# Directions:
Extract, from the records beneath this instruction, each line that contains the word "JSON".

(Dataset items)
====

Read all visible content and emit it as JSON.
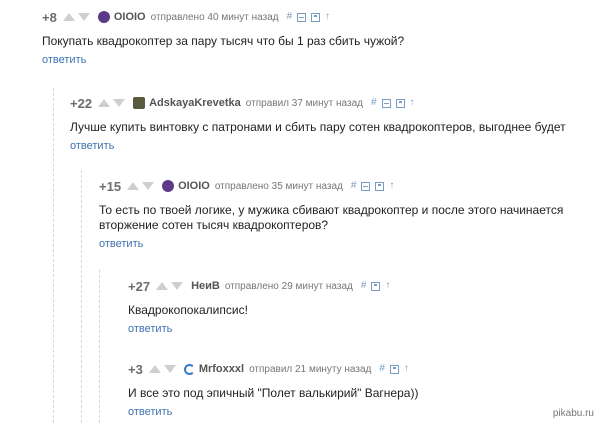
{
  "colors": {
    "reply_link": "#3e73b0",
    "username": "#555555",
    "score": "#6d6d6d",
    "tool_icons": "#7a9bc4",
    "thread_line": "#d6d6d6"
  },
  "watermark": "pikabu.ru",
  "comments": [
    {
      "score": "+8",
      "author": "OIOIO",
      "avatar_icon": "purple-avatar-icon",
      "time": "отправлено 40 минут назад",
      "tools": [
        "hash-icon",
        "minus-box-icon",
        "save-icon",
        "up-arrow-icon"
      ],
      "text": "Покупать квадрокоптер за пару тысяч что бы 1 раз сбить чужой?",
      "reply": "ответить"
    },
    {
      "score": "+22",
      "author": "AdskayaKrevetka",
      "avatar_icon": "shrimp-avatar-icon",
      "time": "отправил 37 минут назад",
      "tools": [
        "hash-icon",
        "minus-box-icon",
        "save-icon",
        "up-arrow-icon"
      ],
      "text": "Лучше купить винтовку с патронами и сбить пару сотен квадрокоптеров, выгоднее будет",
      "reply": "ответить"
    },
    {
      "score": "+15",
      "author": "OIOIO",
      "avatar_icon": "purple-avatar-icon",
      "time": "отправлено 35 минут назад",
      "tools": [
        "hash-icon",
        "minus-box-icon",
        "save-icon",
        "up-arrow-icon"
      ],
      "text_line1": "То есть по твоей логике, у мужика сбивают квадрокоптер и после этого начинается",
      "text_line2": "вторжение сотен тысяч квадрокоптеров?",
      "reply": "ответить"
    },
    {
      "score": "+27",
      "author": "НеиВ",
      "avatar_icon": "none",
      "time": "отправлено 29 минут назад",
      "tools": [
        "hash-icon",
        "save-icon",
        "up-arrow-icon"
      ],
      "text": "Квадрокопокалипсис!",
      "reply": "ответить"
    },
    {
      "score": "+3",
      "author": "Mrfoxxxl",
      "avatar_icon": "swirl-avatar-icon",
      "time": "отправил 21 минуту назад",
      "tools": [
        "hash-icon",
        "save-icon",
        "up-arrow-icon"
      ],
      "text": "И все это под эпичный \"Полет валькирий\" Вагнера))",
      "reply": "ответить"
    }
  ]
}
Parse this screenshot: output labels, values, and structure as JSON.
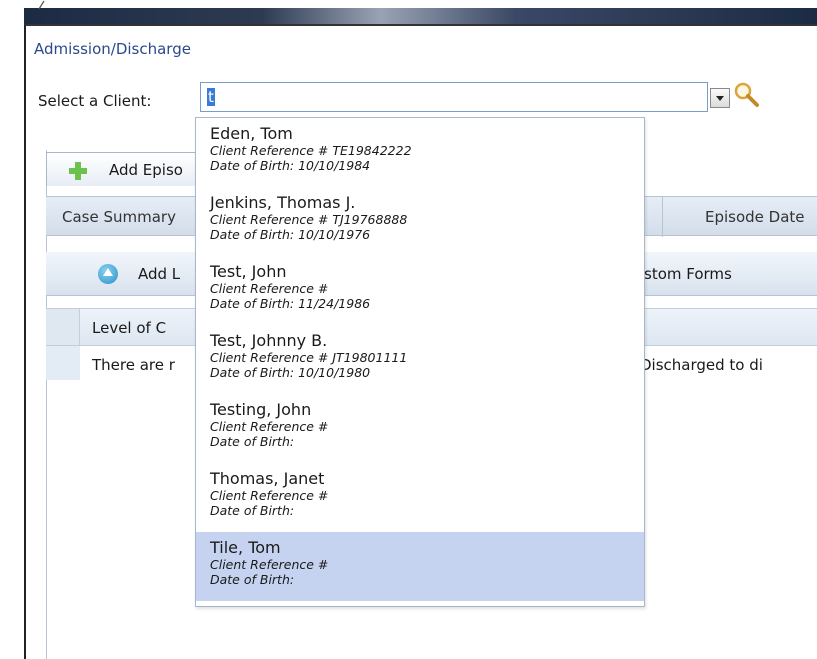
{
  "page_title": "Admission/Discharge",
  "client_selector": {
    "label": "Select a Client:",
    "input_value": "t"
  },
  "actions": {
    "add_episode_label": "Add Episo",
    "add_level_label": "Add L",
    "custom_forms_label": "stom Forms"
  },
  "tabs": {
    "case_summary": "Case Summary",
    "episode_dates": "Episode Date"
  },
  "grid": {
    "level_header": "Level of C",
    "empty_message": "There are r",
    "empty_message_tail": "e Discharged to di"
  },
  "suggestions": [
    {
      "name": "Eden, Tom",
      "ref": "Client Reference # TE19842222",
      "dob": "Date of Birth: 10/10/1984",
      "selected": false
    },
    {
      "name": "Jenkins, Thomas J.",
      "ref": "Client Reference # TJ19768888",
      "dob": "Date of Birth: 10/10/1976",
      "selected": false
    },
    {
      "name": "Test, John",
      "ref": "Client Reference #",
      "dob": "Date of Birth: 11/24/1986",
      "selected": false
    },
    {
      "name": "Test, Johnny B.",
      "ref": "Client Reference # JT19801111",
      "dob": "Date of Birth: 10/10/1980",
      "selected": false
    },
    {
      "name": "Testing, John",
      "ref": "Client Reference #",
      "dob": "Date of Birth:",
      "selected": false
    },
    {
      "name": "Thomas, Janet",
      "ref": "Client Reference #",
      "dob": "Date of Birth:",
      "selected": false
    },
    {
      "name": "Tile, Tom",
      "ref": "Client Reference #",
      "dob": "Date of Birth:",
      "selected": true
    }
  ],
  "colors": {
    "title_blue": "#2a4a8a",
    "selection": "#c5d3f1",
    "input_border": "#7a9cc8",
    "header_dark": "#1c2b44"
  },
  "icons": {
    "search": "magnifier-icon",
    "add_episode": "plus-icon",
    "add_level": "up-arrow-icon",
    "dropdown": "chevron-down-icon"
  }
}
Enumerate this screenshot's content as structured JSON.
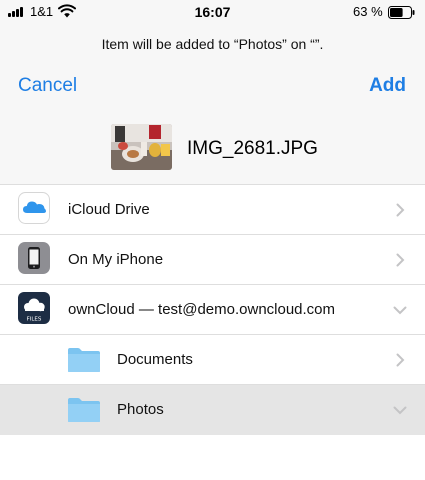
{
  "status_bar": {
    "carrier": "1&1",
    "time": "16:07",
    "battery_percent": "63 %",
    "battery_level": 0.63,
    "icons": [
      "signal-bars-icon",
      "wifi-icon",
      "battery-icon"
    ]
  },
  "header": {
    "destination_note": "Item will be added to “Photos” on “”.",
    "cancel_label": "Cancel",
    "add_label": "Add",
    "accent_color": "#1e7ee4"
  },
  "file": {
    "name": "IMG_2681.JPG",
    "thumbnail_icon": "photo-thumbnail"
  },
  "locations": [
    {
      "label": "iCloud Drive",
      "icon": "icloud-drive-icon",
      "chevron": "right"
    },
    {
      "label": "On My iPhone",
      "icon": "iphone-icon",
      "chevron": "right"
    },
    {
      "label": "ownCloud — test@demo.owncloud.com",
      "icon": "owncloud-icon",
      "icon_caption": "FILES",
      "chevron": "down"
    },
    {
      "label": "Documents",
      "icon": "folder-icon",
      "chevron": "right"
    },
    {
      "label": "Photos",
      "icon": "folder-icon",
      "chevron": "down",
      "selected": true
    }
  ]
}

====

# Exercise result:
Read all visible content and emit it as JSON.
Parse this screenshot: output labels, values, and structure as JSON.
Enumerate this screenshot's content as structured JSON.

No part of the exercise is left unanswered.